→ Petunjuk Tugas
Bisakah Anda menuliskan ulang, kata demi kata, bagian teks tentang mie kering dari tepung gadung di bawah ini, mulai dari "Gambar 1. Hasil" sampai dengan "50% dan tepung terigu 40%."?

→ Teks Kajian
=-=-=

Hasil analisis sidik ragam (lampiran 01) menunjukkan bahwa penambahan tepung terigu berpengaruh sangat nyata terhadap kadar protein mie kering yang dihasilkan. Setelah uji lanjut menggunakan BNT, hasilnya menunjukkan bahwa kadar protein mie kering dengan formulasi 100% tepung gadung berbeda sangat nyata terhadap perlakuan lainya yaitu formulasi tepung gadung 80% dan tepung terigu 20% serta formulasi tepung gadung 60% dan tepung terigu 40%.  Jadi dapat disimpulkan bahwa semakin banyak tepung terigu yang digunakan dalam pembuatan mie kering, maka kadar protein semakin meningkat. Hal ini terjadi karena tepung terigu yang digunakan mengandung protein yang lebih tinggi dibandingkan dengan tepung gadung.
Gambar 1. Hasil analisa kadar protein mie  kering berbagai perlakuan.






2.    Kadar Lemak
Hasil analisa kadar lemak mie kering dari ketiga perlakuan dapat dilihat  dalam gambar 2. Kisaran kadar lemak mie kering yang dihasilkan
adalah 0,94%-1,24%. Kadar lemak tertinggi pada perlakuan formulasi 100% tepung gadung sebesar 1,24%, sedangkan terendah pada perlakuan formulasi tepung gadung 50% dan tepung terigu 40%.
Gambar 2. Hasil analisa kadar lemak mie kering berbagai perlakuan

Hasil analisa proksimat (lampiran 02) menunjukkan bahwa kadar lemak mie kering tidak berbeda nyata di antara ketiga perlakuan. Formulasi tepung gadung dengan tepung terigu yang berbeda tidak berpengaruh nyata terhadap kadar lemak mie kering. Tepung terigu yang digunakan mempunyai kadar lemak rendah.

3.    Kadar air
Kadar air berpengaruh terhadap masa simpan dan tekstur produk. Mie kering mempunyai masa simpan yang relatif panjang karena mempunyai kadar air yang rendah yaitu sekitar 8-10%. Menurut Astawan (2006), mie kering adalah mie mentah yang telah dikeringkan hingga kadar airnya mencapai 8-10%. Kisaran kadar air produk mie kering yang dihasilkan adalah 9,59%-10,67%. Kadar air terendah pada produk mie kering dengan perlakuan formulasi tepung gadung 60% dan tepung terigu 40%, sedangkan kadar air tertinggi pada perlakuan formulasi tepung gadung 100%. Hasil analisa kadar air mie kering berbagai perlakuan dapat dilihat dalam gambar 3.
Gambar 3. Hasil analisa kadar air mie kering berbagai perlakuan

            Hasil analisis sidik ragam (lampiran 3) menunjukkan bahwa formulasi tepung gadung dan tepung terigu yang berbeda dalam pembuatan mie kering tidak berpengaruh nyata terhadap kadar air produk tersebut. Hal ini karena pengeringan yang dilakukan untuk semua perlakuan bertujuan untuk menghasilkan mie kering dengan kadar air 8-10%.

=-=-=

(Data segmentasi halaman)
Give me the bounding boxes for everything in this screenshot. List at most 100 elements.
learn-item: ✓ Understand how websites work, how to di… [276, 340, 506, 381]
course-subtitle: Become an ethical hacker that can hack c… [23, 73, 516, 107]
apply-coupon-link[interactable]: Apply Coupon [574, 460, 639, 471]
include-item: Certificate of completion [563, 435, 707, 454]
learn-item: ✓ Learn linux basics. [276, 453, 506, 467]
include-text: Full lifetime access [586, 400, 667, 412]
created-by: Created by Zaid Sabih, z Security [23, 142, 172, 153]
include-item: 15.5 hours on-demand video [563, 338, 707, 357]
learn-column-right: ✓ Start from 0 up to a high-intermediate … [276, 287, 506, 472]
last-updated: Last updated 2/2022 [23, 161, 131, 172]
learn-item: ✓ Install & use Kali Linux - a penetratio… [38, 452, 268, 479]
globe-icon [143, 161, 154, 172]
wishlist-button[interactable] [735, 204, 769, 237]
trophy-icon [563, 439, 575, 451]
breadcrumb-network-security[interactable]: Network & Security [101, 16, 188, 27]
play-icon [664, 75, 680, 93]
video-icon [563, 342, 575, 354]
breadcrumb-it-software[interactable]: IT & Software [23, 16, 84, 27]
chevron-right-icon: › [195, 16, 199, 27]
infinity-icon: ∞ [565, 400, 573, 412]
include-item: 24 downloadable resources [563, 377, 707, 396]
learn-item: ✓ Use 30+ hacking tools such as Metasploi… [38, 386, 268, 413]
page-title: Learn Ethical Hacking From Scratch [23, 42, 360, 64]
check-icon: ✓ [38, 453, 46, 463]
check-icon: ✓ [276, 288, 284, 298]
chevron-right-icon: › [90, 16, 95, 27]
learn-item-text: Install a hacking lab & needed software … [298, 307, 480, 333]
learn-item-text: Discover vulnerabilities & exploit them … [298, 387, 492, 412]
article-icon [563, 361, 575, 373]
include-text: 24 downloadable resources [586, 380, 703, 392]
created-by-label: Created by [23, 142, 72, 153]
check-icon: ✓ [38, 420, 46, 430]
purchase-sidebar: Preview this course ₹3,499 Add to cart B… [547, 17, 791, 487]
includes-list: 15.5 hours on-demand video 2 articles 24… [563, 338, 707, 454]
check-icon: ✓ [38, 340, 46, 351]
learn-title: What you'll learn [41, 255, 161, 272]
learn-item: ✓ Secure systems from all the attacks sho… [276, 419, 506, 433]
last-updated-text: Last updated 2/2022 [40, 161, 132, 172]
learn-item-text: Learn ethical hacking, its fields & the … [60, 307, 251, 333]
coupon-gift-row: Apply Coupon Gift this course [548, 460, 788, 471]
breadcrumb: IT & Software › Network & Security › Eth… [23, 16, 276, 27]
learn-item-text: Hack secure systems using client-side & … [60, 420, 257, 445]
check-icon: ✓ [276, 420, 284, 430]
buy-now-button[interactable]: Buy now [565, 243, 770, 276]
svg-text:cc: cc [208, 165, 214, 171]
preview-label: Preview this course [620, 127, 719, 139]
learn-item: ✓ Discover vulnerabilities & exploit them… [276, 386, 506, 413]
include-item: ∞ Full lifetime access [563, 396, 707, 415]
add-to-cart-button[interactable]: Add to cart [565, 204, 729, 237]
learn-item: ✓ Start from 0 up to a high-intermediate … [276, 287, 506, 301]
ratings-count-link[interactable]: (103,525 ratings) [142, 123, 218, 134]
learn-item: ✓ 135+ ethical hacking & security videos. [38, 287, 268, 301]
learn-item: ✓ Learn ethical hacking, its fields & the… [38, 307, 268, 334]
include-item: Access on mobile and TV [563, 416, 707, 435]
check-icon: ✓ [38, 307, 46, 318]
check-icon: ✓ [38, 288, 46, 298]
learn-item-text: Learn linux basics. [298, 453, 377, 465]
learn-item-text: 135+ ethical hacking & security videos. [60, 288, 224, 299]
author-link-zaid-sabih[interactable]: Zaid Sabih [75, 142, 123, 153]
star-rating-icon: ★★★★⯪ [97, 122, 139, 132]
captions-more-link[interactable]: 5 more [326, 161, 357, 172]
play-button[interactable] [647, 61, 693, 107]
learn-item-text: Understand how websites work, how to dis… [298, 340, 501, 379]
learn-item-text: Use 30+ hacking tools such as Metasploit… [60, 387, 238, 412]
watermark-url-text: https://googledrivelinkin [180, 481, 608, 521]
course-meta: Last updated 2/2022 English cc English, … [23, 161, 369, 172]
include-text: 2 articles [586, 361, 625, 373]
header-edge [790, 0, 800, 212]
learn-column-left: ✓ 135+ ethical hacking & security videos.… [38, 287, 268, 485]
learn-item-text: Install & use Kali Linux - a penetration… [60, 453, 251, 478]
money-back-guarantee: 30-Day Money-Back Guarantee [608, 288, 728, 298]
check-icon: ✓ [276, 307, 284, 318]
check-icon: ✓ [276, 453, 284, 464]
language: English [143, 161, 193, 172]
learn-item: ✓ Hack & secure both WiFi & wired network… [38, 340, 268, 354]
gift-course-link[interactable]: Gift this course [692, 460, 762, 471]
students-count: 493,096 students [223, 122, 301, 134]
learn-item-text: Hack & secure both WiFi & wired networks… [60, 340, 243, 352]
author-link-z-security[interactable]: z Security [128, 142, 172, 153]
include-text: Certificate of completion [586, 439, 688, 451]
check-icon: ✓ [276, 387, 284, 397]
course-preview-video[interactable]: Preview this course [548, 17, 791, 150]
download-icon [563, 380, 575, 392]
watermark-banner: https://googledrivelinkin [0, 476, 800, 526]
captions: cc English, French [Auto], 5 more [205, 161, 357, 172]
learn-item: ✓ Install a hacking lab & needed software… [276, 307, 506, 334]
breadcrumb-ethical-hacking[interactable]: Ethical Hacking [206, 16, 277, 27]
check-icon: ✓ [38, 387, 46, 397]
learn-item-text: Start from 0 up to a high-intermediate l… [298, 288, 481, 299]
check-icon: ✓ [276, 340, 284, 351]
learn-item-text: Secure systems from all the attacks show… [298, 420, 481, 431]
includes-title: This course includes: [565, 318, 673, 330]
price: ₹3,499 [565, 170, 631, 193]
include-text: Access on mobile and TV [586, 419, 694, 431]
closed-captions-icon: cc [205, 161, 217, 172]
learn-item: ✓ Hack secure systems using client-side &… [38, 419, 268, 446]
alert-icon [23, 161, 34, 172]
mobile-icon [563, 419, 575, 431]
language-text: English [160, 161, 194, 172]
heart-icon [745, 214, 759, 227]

=-=-=

→ Hasil Latihan
Gambar 1. Hasil analisa kadar protein mie  kering berbagai perlakuan.






2.    Kadar Lemak
Hasil analisa kadar lemak mie kering dari ketiga perlakuan dapat dilihat  dalam gambar 2. Kisaran kadar lemak mie kering yang dihasilkan
adalah 0,94%-1,24%. Kadar lemak tertinggi pada perlakuan formulasi 100% tepung gadung sebesar 1,24%, sedangkan terendah pada perlakuan formulasi tepung gadung 50% dan tepung terigu 40%.